What the exercise asks » From the entries that follow, extract each line holding the string "TITLE".

* BEGIN *

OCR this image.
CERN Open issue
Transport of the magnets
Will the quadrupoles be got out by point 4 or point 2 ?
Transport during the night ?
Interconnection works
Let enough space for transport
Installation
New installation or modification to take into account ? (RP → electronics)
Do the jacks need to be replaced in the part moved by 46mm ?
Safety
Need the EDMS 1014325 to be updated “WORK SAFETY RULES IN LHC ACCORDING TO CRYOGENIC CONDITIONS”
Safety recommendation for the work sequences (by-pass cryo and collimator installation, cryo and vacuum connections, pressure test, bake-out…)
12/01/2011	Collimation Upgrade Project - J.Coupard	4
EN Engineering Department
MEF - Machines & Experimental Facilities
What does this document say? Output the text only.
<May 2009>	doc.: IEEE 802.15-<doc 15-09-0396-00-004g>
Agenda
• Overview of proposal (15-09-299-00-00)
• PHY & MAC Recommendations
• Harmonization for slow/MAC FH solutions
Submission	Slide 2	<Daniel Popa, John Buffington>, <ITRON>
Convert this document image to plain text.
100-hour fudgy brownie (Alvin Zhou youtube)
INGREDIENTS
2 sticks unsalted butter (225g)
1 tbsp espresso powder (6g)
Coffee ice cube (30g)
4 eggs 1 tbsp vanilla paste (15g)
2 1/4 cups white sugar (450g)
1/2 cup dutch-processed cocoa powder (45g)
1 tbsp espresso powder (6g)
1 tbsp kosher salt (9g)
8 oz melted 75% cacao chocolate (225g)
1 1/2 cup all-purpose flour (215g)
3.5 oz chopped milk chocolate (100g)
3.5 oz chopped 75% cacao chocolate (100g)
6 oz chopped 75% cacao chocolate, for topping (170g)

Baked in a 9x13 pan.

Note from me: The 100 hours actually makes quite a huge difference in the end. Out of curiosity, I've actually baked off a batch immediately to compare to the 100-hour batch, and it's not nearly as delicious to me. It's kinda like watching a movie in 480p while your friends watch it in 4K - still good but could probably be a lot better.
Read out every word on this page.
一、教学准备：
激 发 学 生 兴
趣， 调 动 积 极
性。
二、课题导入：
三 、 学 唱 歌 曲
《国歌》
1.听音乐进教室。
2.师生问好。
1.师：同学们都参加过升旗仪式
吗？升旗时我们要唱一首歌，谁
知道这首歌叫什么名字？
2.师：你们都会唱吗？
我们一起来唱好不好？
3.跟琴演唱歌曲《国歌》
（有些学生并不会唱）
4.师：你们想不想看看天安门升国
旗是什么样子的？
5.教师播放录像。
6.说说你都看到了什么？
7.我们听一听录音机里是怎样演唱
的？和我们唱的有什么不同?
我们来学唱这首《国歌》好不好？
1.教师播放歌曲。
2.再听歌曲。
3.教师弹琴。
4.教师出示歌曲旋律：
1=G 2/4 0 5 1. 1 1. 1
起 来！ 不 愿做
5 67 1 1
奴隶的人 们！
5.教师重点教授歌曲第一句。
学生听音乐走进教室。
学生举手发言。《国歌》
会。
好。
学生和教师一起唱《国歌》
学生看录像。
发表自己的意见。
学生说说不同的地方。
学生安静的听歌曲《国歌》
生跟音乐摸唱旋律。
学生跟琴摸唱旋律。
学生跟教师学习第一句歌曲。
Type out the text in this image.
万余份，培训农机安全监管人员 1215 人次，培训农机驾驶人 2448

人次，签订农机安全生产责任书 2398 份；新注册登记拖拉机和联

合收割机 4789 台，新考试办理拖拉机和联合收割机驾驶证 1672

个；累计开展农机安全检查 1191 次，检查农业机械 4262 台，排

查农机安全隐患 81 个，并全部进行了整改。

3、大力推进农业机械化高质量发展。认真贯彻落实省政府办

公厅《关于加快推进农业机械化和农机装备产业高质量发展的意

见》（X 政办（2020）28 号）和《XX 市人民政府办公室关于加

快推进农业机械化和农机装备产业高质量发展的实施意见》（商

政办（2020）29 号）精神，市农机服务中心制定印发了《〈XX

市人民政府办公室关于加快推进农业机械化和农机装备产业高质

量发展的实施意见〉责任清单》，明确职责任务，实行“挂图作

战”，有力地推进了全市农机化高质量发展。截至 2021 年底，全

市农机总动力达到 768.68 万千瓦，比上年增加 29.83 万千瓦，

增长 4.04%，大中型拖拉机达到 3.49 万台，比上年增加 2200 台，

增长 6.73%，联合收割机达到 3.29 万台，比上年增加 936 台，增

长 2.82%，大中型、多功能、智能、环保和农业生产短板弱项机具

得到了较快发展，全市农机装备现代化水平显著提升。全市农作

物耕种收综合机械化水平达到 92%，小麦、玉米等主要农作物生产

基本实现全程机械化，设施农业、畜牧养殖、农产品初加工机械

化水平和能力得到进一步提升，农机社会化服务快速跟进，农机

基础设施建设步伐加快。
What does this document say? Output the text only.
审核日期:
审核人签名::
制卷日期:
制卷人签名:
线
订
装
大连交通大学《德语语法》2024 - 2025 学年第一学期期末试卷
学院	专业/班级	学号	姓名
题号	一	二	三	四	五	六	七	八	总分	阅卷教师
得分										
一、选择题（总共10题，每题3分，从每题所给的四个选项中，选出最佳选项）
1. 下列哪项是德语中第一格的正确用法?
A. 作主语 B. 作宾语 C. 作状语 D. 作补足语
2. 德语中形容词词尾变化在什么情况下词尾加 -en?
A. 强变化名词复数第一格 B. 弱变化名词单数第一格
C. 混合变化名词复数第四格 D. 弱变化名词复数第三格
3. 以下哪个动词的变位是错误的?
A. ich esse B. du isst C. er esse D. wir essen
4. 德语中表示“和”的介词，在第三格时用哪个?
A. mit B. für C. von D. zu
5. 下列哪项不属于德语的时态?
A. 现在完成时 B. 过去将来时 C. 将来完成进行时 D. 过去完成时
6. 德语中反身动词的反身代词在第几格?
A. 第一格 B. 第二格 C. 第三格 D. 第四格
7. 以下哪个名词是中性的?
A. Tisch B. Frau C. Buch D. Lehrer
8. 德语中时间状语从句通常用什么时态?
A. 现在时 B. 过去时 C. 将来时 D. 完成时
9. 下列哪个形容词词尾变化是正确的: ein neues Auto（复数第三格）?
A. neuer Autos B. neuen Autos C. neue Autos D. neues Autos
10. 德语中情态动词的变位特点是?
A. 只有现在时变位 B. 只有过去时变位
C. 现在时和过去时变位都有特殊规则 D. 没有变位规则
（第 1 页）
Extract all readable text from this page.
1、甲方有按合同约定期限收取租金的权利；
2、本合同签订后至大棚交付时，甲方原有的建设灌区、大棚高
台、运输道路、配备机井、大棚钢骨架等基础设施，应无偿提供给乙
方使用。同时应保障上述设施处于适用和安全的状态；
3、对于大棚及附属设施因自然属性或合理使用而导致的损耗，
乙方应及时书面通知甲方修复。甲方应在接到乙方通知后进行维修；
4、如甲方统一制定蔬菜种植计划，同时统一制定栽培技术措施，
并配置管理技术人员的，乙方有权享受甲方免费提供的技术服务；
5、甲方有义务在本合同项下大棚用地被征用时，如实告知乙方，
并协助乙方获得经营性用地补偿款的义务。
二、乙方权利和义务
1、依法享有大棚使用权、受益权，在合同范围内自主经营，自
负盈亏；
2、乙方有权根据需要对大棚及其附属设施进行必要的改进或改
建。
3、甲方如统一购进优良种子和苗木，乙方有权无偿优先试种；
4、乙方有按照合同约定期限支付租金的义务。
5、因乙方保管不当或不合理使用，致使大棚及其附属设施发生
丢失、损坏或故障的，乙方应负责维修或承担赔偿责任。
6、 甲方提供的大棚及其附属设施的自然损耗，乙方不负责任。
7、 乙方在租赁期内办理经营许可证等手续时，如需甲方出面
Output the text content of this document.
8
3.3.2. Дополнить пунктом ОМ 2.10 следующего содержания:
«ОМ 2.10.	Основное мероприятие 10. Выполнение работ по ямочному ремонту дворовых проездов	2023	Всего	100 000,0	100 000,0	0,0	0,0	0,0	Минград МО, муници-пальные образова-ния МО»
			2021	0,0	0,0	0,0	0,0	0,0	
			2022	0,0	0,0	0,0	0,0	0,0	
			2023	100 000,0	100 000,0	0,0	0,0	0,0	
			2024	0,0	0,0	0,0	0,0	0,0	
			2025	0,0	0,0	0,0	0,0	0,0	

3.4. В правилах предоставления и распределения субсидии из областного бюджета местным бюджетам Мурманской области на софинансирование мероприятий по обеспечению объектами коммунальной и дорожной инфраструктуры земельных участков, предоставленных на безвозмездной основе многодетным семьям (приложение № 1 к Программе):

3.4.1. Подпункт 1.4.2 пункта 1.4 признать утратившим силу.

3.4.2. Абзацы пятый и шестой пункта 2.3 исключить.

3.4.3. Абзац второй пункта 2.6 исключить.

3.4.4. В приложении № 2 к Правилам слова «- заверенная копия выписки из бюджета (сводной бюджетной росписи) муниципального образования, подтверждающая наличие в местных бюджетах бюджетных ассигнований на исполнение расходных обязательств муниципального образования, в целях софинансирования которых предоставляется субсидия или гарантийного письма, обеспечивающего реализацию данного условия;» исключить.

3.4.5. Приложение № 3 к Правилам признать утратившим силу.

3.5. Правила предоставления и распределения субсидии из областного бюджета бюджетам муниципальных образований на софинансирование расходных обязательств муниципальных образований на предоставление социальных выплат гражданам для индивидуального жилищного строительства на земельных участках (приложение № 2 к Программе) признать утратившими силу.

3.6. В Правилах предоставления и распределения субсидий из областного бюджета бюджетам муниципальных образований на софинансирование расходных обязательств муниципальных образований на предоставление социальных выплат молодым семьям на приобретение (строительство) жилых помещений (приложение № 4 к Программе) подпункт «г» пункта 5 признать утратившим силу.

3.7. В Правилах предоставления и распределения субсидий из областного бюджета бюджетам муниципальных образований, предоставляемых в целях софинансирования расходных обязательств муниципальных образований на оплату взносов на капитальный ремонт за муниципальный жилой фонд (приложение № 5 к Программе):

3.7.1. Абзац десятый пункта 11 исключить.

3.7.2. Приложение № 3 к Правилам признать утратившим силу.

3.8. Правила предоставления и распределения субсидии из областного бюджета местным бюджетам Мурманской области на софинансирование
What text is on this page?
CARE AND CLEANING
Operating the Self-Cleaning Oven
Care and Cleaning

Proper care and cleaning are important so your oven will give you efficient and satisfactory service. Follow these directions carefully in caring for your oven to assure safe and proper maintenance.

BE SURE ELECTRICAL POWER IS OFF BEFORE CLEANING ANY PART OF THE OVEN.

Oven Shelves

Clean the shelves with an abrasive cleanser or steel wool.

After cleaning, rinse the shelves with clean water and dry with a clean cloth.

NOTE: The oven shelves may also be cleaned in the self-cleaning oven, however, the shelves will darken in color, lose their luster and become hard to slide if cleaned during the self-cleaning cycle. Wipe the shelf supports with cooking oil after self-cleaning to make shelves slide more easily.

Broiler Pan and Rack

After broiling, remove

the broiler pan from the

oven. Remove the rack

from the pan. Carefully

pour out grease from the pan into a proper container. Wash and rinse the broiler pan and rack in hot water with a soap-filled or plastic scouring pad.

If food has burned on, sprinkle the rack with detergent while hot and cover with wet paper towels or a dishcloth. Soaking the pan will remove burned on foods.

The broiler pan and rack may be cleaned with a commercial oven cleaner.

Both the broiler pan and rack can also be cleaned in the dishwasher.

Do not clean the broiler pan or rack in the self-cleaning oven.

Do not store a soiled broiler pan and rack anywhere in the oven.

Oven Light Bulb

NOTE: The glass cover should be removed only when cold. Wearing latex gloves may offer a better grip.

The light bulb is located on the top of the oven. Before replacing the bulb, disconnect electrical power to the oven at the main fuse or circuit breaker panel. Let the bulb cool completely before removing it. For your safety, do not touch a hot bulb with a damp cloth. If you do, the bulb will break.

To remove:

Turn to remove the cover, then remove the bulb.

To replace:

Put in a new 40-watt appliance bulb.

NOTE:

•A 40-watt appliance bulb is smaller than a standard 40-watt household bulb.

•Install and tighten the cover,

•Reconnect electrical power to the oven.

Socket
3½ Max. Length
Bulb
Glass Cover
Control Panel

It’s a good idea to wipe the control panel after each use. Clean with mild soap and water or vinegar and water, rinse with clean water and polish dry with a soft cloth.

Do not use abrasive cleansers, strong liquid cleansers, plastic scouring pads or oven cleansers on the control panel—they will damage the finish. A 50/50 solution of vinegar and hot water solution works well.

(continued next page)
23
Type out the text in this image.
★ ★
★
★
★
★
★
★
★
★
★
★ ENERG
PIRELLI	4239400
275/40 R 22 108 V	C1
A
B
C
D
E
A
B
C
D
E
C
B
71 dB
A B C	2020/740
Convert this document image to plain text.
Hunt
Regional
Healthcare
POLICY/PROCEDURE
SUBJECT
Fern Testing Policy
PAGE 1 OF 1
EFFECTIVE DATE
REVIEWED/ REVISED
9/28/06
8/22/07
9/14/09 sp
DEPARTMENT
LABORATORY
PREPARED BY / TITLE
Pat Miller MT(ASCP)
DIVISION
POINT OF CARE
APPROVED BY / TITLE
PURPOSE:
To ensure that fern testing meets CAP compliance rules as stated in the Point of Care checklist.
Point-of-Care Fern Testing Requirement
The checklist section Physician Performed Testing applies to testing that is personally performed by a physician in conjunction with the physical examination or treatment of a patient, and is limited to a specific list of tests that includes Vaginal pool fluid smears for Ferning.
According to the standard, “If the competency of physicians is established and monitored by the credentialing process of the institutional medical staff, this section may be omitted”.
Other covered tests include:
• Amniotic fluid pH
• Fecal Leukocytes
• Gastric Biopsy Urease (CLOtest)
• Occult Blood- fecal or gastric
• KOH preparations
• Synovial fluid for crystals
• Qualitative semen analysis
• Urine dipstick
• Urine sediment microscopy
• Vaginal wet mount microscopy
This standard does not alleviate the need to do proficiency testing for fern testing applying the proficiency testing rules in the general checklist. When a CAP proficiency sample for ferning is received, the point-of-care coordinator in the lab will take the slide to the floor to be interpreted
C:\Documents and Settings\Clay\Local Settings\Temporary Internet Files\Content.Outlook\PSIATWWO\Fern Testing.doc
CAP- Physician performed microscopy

* END *

The result »
PREPARED BY / TITLE
APPROVED BY / TITLE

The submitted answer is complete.